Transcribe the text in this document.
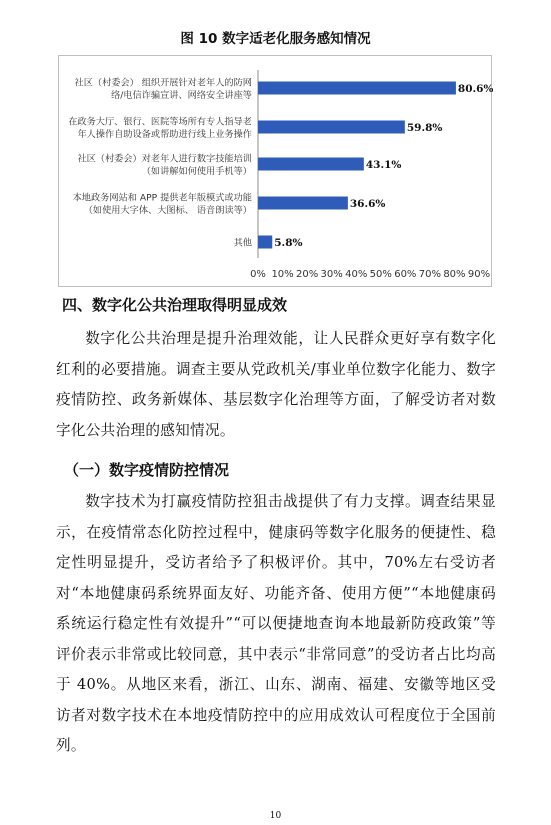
图 10 数字适老化服务感知情况
80.6%
社区（村委会） 组织开展针对老年人的防网
络/电信诈骗宣讲、网络安全讲座等
59.8%
在政务大厅、银行、医院等场所有专人指导老
年人操作自助设备或帮助进行线上业务操作
43.1%
社区（村委会）对老年人进行数字技能培训
（如讲解如何使用手机等）
36.6%
本地政务网站和 APP 提供老年版模式或功能
（如使用大字体、大图标、 语音朗读等）
5.8%
其他
0% 10% 20% 30% 40% 50% 60% 70% 80% 90%
四、数字化公共治理取得明显成效

数字化公共治理是提升治理效能，让人民群众更好享有数字化红利的必要措施。调查主要从党政机关/事业单位数字化能力、数字疫情防控、政务新媒体、基层数字化治理等方面，了解受访者对数字化公共治理的感知情况。

（一）数字疫情防控情况

数字技术为打赢疫情防控狙击战提供了有力支撑。调查结果显示，在疫情常态化防控过程中，健康码等数字化服务的便捷性、稳定性明显提升，受访者给予了积极评价。其中，70%左右受访者对“本地健康码系统界面友好、功能齐备、使用方便”“本地健康码系统运行稳定性有效提升”“可以便捷地查询本地最新防疫政策”等评价表示非常或比较同意，其中表示“非常同意”的受访者占比均高于 40%。从地区来看，浙江、山东、湖南、福建、安徽等地区受访者对数字技术在本地疫情防控中的应用成效认可程度位于全国前列。

10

• • •

> _What the task asks_: Set down every record once more, word for word, without pictures.

> _Correct output_:
Transcribe the text in this document.
图 10 数字适老化服务感知情况
80.6%
社区（村委会） 组织开展针对老年人的防网
络/电信诈骗宣讲、网络安全讲座等
59.8%
在政务大厅、银行、医院等场所有专人指导老
年人操作自助设备或帮助进行线上业务操作
43.1%
社区（村委会）对老年人进行数字技能培训
（如讲解如何使用手机等）
36.6%
本地政务网站和 APP 提供老年版模式或功能
（如使用大字体、大图标、 语音朗读等）
5.8%
其他
0% 10% 20% 30% 40% 50% 60% 70% 80% 90%
四、数字化公共治理取得明显成效

数字化公共治理是提升治理效能，让人民群众更好享有数字化红利的必要措施。调查主要从党政机关/事业单位数字化能力、数字疫情防控、政务新媒体、基层数字化治理等方面，了解受访者对数字化公共治理的感知情况。

（一）数字疫情防控情况

数字技术为打赢疫情防控狙击战提供了有力支撑。调查结果显示，在疫情常态化防控过程中，健康码等数字化服务的便捷性、稳定性明显提升，受访者给予了积极评价。其中，70%左右受访者对“本地健康码系统界面友好、功能齐备、使用方便”“本地健康码系统运行稳定性有效提升”“可以便捷地查询本地最新防疫政策”等评价表示非常或比较同意，其中表示“非常同意”的受访者占比均高于 40%。从地区来看，浙江、山东、湖南、福建、安徽等地区受访者对数字技术在本地疫情防控中的应用成效认可程度位于全国前列。

10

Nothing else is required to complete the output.